• **Request**: Your answer should be a single number: the count of lines holding the word "заболеваний".
★ ★ ★ ★ ★
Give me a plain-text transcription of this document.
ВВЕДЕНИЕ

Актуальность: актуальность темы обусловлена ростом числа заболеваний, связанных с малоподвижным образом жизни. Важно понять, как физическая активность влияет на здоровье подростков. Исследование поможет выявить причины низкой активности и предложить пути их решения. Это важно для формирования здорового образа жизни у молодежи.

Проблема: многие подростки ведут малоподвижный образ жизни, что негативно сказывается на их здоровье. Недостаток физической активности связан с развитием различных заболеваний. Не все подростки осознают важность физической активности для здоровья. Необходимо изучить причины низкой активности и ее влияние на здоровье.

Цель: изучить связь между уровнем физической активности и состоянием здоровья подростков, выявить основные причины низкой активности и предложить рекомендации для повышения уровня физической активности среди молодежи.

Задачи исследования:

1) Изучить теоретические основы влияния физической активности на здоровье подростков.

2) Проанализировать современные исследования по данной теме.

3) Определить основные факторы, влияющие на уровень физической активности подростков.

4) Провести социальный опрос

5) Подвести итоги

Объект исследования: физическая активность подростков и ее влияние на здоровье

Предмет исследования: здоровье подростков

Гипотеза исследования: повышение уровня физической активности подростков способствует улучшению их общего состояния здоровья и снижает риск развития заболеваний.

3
★ ★ ★ ★ ★
• **Response to this task**: 3